** start of Supplied records **
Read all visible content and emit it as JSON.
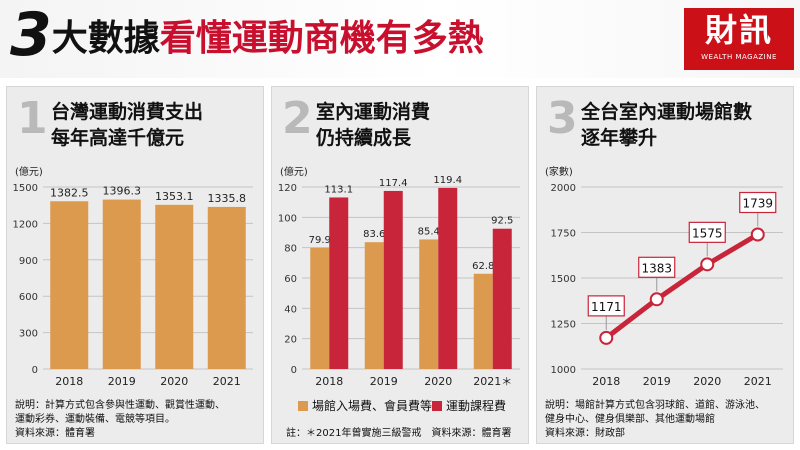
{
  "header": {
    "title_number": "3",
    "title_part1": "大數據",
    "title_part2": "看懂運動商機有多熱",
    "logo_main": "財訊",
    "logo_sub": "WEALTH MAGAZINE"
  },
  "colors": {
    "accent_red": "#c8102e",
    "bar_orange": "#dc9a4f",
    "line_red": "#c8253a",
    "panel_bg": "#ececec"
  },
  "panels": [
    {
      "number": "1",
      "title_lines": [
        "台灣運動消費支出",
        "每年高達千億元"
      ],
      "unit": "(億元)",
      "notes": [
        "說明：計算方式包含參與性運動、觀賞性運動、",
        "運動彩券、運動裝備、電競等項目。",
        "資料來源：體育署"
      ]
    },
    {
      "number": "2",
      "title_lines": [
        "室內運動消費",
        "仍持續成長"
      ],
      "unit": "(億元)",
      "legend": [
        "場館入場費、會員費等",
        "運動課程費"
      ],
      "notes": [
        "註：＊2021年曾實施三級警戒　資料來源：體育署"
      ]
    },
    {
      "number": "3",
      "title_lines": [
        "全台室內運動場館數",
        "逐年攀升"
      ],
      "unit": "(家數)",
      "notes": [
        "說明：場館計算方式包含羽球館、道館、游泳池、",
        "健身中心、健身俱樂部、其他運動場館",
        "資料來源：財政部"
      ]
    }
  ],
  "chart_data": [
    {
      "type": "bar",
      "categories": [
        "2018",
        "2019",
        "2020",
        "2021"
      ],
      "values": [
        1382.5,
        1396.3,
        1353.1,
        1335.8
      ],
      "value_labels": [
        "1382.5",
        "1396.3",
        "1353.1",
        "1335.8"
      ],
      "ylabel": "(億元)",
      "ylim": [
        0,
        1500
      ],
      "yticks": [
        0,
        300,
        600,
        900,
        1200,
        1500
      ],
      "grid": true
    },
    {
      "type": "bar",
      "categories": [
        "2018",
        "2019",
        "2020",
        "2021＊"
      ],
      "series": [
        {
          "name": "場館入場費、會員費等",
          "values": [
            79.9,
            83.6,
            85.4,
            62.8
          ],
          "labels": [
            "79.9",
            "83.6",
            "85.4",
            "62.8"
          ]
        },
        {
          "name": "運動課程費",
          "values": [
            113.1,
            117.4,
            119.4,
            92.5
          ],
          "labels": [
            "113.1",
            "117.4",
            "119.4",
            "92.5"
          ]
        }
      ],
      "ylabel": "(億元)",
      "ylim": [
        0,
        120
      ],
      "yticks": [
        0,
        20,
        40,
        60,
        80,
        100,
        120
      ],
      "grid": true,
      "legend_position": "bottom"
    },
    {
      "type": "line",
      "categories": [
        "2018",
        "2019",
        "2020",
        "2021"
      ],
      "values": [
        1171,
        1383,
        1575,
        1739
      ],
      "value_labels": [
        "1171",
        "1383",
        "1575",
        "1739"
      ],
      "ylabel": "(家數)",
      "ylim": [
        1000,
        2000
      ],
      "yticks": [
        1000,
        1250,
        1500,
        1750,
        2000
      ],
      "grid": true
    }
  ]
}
** end of Supplied records **
### Task details:
Reproduce the data word for word, excluding its pictures.

### Right answer:
Read all visible content and emit it as JSON.
{
  "header": {
    "title_number": "3",
    "title_part1": "大數據",
    "title_part2": "看懂運動商機有多熱",
    "logo_main": "財訊",
    "logo_sub": "WEALTH MAGAZINE"
  },
  "colors": {
    "accent_red": "#c8102e",
    "bar_orange": "#dc9a4f",
    "line_red": "#c8253a",
    "panel_bg": "#ececec"
  },
  "panels": [
    {
      "number": "1",
      "title_lines": [
        "台灣運動消費支出",
        "每年高達千億元"
      ],
      "unit": "(億元)",
      "notes": [
        "說明：計算方式包含參與性運動、觀賞性運動、",
        "運動彩券、運動裝備、電競等項目。",
        "資料來源：體育署"
      ]
    },
    {
      "number": "2",
      "title_lines": [
        "室內運動消費",
        "仍持續成長"
      ],
      "unit": "(億元)",
      "legend": [
        "場館入場費、會員費等",
        "運動課程費"
      ],
      "notes": [
        "註：＊2021年曾實施三級警戒　資料來源：體育署"
      ]
    },
    {
      "number": "3",
      "title_lines": [
        "全台室內運動場館數",
        "逐年攀升"
      ],
      "unit": "(家數)",
      "notes": [
        "說明：場館計算方式包含羽球館、道館、游泳池、",
        "健身中心、健身俱樂部、其他運動場館",
        "資料來源：財政部"
      ]
    }
  ],
  "chart_data": [
    {
      "type": "bar",
      "categories": [
        "2018",
        "2019",
        "2020",
        "2021"
      ],
      "values": [
        1382.5,
        1396.3,
        1353.1,
        1335.8
      ],
      "value_labels": [
        "1382.5",
        "1396.3",
        "1353.1",
        "1335.8"
      ],
      "ylabel": "(億元)",
      "ylim": [
        0,
        1500
      ],
      "yticks": [
        0,
        300,
        600,
        900,
        1200,
        1500
      ],
      "grid": true
    },
    {
      "type": "bar",
      "categories": [
        "2018",
        "2019",
        "2020",
        "2021＊"
      ],
      "series": [
        {
          "name": "場館入場費、會員費等",
          "values": [
            79.9,
            83.6,
            85.4,
            62.8
          ],
          "labels": [
            "79.9",
            "83.6",
            "85.4",
            "62.8"
          ]
        },
        {
          "name": "運動課程費",
          "values": [
            113.1,
            117.4,
            119.4,
            92.5
          ],
          "labels": [
            "113.1",
            "117.4",
            "119.4",
            "92.5"
          ]
        }
      ],
      "ylabel": "(億元)",
      "ylim": [
        0,
        120
      ],
      "yticks": [
        0,
        20,
        40,
        60,
        80,
        100,
        120
      ],
      "grid": true,
      "legend_position": "bottom"
    },
    {
      "type": "line",
      "categories": [
        "2018",
        "2019",
        "2020",
        "2021"
      ],
      "values": [
        1171,
        1383,
        1575,
        1739
      ],
      "value_labels": [
        "1171",
        "1383",
        "1575",
        "1739"
      ],
      "ylabel": "(家數)",
      "ylim": [
        1000,
        2000
      ],
      "yticks": [
        1000,
        1250,
        1500,
        1750,
        2000
      ],
      "grid": true
    }
  ]
}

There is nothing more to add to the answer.